= Problem to solve =
Copy out the entries below precisely; nothing is to be omitted.

= Extracted entries =
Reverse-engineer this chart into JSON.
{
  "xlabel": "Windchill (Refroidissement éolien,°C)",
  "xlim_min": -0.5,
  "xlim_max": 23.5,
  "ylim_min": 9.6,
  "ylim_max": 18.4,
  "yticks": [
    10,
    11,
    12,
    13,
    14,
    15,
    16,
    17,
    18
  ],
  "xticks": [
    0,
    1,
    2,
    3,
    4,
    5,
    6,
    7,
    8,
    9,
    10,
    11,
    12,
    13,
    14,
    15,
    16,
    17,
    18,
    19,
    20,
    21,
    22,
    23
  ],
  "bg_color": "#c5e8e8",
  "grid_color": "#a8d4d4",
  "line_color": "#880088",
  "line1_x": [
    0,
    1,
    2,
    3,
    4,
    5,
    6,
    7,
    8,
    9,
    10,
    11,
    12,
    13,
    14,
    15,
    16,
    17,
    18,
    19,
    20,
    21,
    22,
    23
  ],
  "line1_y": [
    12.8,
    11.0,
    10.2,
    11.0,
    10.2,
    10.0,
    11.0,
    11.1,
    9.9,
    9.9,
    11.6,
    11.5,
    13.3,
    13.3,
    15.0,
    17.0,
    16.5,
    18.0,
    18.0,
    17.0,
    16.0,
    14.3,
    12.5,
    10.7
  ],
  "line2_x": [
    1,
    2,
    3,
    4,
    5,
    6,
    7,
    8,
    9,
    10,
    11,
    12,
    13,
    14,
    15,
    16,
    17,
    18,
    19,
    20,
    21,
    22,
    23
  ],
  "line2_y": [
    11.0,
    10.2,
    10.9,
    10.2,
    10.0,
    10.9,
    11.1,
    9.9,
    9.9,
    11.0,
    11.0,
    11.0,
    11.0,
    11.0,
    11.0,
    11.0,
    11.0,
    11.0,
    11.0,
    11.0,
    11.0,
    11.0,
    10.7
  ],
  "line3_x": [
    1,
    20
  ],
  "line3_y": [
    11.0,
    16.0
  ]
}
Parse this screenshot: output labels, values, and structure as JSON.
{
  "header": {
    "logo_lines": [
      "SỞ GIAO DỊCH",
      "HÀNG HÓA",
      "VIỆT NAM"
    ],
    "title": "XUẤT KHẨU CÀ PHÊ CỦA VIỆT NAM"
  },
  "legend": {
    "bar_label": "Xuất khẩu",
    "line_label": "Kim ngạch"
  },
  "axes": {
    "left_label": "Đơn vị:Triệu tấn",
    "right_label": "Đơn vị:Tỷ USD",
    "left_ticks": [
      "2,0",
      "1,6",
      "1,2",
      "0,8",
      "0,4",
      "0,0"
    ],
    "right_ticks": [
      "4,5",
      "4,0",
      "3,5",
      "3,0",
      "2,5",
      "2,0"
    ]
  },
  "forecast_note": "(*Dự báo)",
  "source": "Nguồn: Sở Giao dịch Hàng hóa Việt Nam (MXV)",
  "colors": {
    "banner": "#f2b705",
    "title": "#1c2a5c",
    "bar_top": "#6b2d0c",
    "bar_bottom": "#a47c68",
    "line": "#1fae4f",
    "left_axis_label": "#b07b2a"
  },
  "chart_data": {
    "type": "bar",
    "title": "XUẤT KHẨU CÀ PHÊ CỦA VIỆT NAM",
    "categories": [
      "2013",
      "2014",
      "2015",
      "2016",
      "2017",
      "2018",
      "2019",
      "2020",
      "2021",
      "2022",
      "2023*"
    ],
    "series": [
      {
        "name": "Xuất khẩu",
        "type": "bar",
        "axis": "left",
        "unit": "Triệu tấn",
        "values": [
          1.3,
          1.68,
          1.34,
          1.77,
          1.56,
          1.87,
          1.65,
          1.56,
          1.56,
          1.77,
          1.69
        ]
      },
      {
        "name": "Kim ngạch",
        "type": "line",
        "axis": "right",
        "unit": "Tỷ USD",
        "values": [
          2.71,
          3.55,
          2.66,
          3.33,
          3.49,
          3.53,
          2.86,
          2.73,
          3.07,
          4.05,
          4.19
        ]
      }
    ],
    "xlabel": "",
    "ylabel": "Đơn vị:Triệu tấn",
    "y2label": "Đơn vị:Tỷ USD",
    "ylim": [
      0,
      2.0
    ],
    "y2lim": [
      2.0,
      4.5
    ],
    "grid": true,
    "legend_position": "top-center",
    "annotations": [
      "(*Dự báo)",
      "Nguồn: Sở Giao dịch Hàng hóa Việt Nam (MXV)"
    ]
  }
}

= Final result =
Reverse-engineer this chart into JSON.
{
  "xlabel": "Windchill (Refroidissement éolien,°C)",
  "xlim_min": -0.5,
  "xlim_max": 23.5,
  "ylim_min": 9.6,
  "ylim_max": 18.4,
  "yticks": [
    10,
    11,
    12,
    13,
    14,
    15,
    16,
    17,
    18
  ],
  "xticks": [
    0,
    1,
    2,
    3,
    4,
    5,
    6,
    7,
    8,
    9,
    10,
    11,
    12,
    13,
    14,
    15,
    16,
    17,
    18,
    19,
    20,
    21,
    22,
    23
  ],
  "bg_color": "#c5e8e8",
  "grid_color": "#a8d4d4",
  "line_color": "#880088",
  "line1_x": [
    0,
    1,
    2,
    3,
    4,
    5,
    6,
    7,
    8,
    9,
    10,
    11,
    12,
    13,
    14,
    15,
    16,
    17,
    18,
    19,
    20,
    21,
    22,
    23
  ],
  "line1_y": [
    12.8,
    11.0,
    10.2,
    11.0,
    10.2,
    10.0,
    11.0,
    11.1,
    9.9,
    9.9,
    11.6,
    11.5,
    13.3,
    13.3,
    15.0,
    17.0,
    16.5,
    18.0,
    18.0,
    17.0,
    16.0,
    14.3,
    12.5,
    10.7
  ],
  "line2_x": [
    1,
    2,
    3,
    4,
    5,
    6,
    7,
    8,
    9,
    10,
    11,
    12,
    13,
    14,
    15,
    16,
    17,
    18,
    19,
    20,
    21,
    22,
    23
  ],
  "line2_y": [
    11.0,
    10.2,
    10.9,
    10.2,
    10.0,
    10.9,
    11.1,
    9.9,
    9.9,
    11.0,
    11.0,
    11.0,
    11.0,
    11.0,
    11.0,
    11.0,
    11.0,
    11.0,
    11.0,
    11.0,
    11.0,
    11.0,
    10.7
  ],
  "line3_x": [
    1,
    20
  ],
  "line3_y": [
    11.0,
    16.0
  ]
}
Parse this screenshot: output labels, values, and structure as JSON.
{
  "header": {
    "logo_lines": [
      "SỞ GIAO DỊCH",
      "HÀNG HÓA",
      "VIỆT NAM"
    ],
    "title": "XUẤT KHẨU CÀ PHÊ CỦA VIỆT NAM"
  },
  "legend": {
    "bar_label": "Xuất khẩu",
    "line_label": "Kim ngạch"
  },
  "axes": {
    "left_label": "Đơn vị:Triệu tấn",
    "right_label": "Đơn vị:Tỷ USD",
    "left_ticks": [
      "2,0",
      "1,6",
      "1,2",
      "0,8",
      "0,4",
      "0,0"
    ],
    "right_ticks": [
      "4,5",
      "4,0",
      "3,5",
      "3,0",
      "2,5",
      "2,0"
    ]
  },
  "forecast_note": "(*Dự báo)",
  "source": "Nguồn: Sở Giao dịch Hàng hóa Việt Nam (MXV)",
  "colors": {
    "banner": "#f2b705",
    "title": "#1c2a5c",
    "bar_top": "#6b2d0c",
    "bar_bottom": "#a47c68",
    "line": "#1fae4f",
    "left_axis_label": "#b07b2a"
  },
  "chart_data": {
    "type": "bar",
    "title": "XUẤT KHẨU CÀ PHÊ CỦA VIỆT NAM",
    "categories": [
      "2013",
      "2014",
      "2015",
      "2016",
      "2017",
      "2018",
      "2019",
      "2020",
      "2021",
      "2022",
      "2023*"
    ],
    "series": [
      {
        "name": "Xuất khẩu",
        "type": "bar",
        "axis": "left",
        "unit": "Triệu tấn",
        "values": [
          1.3,
          1.68,
          1.34,
          1.77,
          1.56,
          1.87,
          1.65,
          1.56,
          1.56,
          1.77,
          1.69
        ]
      },
      {
        "name": "Kim ngạch",
        "type": "line",
        "axis": "right",
        "unit": "Tỷ USD",
        "values": [
          2.71,
          3.55,
          2.66,
          3.33,
          3.49,
          3.53,
          2.86,
          2.73,
          3.07,
          4.05,
          4.19
        ]
      }
    ],
    "xlabel": "",
    "ylabel": "Đơn vị:Triệu tấn",
    "y2label": "Đơn vị:Tỷ USD",
    "ylim": [
      0,
      2.0
    ],
    "y2lim": [
      2.0,
      4.5
    ],
    "grid": true,
    "legend_position": "top-center",
    "annotations": [
      "(*Dự báo)",
      "Nguồn: Sở Giao dịch Hàng hóa Việt Nam (MXV)"
    ]
  }
}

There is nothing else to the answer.